BEGIN MATERIAL FOR THIS EXERCISE

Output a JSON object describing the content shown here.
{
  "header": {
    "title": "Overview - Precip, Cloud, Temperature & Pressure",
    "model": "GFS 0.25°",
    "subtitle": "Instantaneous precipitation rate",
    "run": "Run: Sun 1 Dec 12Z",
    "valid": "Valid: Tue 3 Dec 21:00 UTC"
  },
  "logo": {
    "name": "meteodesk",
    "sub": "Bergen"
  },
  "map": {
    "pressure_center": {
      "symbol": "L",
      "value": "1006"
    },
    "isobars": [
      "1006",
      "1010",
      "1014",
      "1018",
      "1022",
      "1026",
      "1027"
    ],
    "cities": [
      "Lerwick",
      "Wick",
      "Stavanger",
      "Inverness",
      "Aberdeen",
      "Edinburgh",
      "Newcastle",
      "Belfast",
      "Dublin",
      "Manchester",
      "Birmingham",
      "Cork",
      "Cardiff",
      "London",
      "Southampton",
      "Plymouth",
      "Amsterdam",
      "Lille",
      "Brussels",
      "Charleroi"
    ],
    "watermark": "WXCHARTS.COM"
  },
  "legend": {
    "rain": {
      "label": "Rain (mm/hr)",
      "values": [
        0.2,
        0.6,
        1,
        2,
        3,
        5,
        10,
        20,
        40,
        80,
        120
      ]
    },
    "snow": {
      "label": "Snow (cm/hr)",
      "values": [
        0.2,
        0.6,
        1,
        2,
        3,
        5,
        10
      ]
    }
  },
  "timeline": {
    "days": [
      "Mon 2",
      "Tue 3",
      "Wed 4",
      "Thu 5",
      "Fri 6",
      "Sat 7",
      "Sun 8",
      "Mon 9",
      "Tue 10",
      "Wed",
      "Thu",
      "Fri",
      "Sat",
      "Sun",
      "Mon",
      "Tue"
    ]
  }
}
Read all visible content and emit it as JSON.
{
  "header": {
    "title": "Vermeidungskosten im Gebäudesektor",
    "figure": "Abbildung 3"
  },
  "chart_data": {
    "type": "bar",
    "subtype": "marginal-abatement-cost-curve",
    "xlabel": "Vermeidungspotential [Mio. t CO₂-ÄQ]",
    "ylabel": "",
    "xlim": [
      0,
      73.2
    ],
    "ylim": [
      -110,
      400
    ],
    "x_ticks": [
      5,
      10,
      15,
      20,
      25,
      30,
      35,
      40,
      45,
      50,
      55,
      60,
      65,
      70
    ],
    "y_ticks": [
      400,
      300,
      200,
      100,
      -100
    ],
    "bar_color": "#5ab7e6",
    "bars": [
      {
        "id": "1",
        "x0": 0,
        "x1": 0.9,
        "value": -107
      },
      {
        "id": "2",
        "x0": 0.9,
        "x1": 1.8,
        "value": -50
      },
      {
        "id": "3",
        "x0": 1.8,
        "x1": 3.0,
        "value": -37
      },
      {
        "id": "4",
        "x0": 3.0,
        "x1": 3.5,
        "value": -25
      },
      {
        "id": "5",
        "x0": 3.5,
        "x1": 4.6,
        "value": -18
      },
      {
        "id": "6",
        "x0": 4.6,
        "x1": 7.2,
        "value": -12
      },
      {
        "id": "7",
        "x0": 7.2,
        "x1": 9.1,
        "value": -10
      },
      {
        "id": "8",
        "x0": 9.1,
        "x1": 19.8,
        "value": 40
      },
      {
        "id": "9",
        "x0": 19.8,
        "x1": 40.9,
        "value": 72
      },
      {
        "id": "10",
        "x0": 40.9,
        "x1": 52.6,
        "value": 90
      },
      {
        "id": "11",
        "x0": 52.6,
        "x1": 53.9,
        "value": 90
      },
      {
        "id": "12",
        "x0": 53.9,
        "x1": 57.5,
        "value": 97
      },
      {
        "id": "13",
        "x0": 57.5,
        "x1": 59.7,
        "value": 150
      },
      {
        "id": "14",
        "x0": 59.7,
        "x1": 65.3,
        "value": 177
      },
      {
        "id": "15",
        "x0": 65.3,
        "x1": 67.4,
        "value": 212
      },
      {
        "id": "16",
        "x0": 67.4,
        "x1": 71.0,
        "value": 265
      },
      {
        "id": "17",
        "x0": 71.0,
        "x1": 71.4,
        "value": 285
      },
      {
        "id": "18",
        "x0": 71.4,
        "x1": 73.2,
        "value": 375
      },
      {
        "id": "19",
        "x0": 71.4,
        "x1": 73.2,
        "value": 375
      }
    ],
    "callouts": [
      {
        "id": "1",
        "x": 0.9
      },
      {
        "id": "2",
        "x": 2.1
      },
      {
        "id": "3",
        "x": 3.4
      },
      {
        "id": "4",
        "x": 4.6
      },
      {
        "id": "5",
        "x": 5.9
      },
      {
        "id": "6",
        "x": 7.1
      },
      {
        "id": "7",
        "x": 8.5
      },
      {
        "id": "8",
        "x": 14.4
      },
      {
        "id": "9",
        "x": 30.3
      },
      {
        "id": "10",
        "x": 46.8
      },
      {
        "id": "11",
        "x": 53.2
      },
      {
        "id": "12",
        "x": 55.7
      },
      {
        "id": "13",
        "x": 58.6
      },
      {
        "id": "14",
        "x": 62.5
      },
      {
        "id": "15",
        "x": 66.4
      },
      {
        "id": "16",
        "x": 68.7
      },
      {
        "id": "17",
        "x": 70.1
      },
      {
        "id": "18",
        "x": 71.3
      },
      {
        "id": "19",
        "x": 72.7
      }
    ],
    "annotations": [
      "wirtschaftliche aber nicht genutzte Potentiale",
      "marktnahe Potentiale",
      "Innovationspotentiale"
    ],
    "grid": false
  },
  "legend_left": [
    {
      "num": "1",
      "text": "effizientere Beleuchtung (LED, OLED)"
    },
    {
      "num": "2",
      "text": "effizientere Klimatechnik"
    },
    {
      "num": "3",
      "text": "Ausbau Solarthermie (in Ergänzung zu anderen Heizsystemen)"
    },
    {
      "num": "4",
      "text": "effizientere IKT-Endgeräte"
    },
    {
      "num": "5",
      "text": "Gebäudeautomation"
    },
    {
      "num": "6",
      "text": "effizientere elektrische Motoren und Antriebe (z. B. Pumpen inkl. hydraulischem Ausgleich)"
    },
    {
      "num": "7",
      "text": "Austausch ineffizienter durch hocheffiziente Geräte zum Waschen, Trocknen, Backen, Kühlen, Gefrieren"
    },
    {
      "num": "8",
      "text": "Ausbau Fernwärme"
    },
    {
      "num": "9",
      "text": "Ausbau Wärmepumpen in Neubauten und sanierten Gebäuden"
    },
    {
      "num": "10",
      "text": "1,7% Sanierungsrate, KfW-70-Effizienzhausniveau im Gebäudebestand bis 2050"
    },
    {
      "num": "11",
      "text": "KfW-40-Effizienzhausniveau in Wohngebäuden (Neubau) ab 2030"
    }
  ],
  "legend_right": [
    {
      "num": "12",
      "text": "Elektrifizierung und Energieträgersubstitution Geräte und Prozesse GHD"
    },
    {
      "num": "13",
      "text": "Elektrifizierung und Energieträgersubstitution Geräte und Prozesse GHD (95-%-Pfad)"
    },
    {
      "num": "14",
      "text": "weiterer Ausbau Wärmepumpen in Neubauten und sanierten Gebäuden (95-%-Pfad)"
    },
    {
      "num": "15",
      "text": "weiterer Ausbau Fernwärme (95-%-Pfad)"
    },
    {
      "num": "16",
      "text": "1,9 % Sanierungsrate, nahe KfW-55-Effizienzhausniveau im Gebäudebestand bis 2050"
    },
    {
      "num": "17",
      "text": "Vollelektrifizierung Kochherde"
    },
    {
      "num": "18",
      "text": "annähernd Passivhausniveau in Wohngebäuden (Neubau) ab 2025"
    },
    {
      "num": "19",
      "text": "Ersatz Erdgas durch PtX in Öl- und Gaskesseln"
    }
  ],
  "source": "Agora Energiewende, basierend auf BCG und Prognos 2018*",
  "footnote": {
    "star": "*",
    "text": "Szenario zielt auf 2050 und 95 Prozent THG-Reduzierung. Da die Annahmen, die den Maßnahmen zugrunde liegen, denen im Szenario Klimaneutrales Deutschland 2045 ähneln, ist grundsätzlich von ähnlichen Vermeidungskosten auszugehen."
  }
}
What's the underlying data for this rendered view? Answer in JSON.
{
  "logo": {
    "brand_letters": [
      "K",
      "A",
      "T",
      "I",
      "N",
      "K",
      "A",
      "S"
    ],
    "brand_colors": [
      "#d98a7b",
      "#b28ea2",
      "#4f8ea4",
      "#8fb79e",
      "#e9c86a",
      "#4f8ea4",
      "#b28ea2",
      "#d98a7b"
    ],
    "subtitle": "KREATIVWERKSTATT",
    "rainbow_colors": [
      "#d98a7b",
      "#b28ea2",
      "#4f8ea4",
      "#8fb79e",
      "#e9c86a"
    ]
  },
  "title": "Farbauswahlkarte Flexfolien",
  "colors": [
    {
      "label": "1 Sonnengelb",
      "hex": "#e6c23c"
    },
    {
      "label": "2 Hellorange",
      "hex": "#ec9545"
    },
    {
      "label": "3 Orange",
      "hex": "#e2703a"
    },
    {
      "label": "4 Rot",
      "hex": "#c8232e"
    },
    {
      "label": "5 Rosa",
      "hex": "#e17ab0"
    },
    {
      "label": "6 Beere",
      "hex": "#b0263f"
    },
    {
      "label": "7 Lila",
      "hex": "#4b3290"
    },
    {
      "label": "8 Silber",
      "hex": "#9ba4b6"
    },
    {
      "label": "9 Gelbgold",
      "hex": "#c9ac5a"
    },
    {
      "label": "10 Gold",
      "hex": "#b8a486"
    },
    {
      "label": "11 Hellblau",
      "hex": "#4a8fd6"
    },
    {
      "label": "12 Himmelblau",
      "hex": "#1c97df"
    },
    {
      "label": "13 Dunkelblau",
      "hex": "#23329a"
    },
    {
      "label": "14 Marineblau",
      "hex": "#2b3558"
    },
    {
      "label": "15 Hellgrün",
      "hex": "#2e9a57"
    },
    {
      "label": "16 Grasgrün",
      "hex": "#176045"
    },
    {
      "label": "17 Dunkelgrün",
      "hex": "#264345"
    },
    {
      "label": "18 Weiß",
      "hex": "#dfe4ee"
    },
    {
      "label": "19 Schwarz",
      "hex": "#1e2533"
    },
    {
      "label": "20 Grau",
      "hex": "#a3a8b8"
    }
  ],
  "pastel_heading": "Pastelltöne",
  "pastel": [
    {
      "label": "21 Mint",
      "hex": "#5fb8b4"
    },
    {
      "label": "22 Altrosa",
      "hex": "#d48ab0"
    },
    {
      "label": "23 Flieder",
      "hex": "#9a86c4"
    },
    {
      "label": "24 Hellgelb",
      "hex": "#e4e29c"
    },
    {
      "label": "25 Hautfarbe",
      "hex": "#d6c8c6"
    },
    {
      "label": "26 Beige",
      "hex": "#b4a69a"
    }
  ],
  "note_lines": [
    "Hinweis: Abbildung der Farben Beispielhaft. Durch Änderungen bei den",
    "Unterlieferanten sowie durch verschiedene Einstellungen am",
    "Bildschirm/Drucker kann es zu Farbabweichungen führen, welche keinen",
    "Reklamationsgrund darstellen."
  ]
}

END MATERIAL FOR THIS EXERCISE

**EXERCISE REQUIREMENTS**
Gather all lines where the word "Sanierungsrate" appears.

**RESULT OF THIS TASK**
      "text": "1,7% Sanierungsrate, KfW-70-Effizienzhausniveau im Gebäudebestand bis 2050"
      "text": "1,9 % Sanierungsrate, nahe KfW-55-Effizienzhausniveau im Gebäudebestand bis 2050"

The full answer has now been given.